GOAL –
Copy out each line below that has the word "lock" in it.

GIVEN RECORDS –
══════
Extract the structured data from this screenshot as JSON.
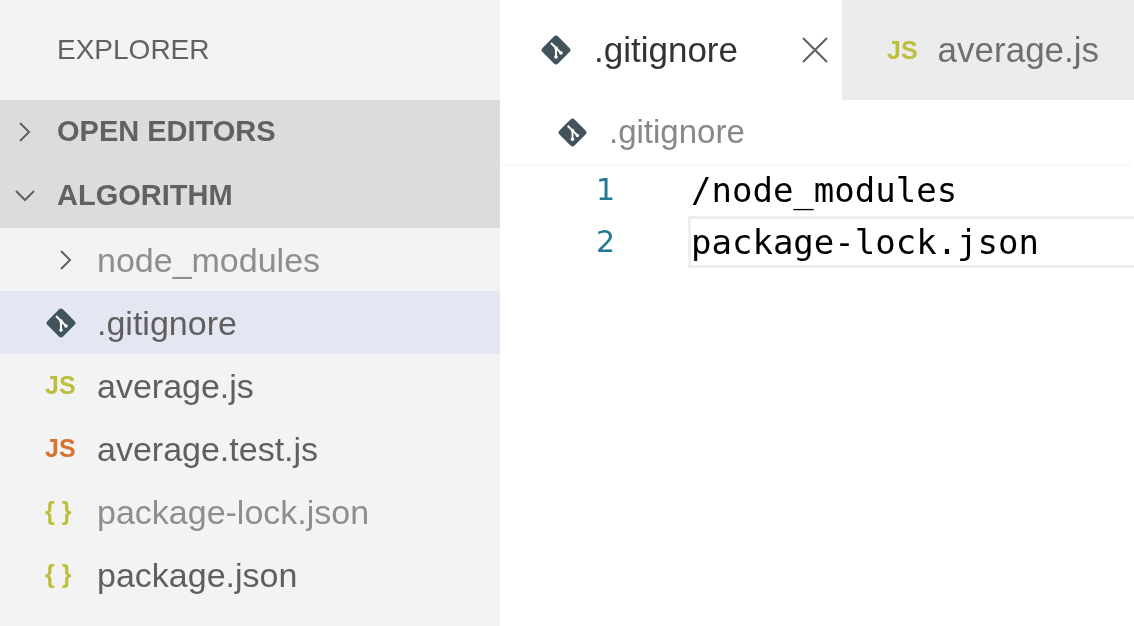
{
  "sidebar": {
    "title": "EXPLORER",
    "sections": [
      {
        "label": "OPEN EDITORS",
        "expanded": false
      },
      {
        "label": "ALGORITHM",
        "expanded": true,
        "items": [
          {
            "name": "node_modules",
            "kind": "folder",
            "expanded": false,
            "dimmed": true,
            "selected": false
          },
          {
            "name": ".gitignore",
            "kind": "git",
            "dimmed": false,
            "selected": true
          },
          {
            "name": "average.js",
            "kind": "glyph",
            "glyph": "JS",
            "color": "#bcbf3b",
            "dimmed": false,
            "selected": false
          },
          {
            "name": "average.test.js",
            "kind": "glyph",
            "glyph": "JS",
            "color": "#d8722f",
            "dimmed": false,
            "selected": false
          },
          {
            "name": "package-lock.json",
            "kind": "glyph",
            "glyph": "{ }",
            "color": "#bcbf3b",
            "dimmed": true,
            "selected": false
          },
          {
            "name": "package.json",
            "kind": "glyph",
            "glyph": "{ }",
            "color": "#bcbf3b",
            "dimmed": false,
            "selected": false
          }
        ]
      }
    ]
  },
  "tabs": [
    {
      "label": ".gitignore",
      "kind": "git",
      "selected": true
    },
    {
      "label": "average.js",
      "kind": "glyph",
      "glyph": "JS",
      "color": "#bcbf3b",
      "selected": false
    }
  ],
  "editor": {
    "breadcrumb": {
      "label": ".gitignore",
      "kind": "git"
    },
    "lines": [
      {
        "number": "1",
        "text": "/node_modules",
        "current": false
      },
      {
        "number": "2",
        "text": "package-lock.json",
        "current": true
      }
    ]
  }
}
══════
WRITTEN SOLUTION –
            "name": "package-lock.json",
        "text": "package-lock.json",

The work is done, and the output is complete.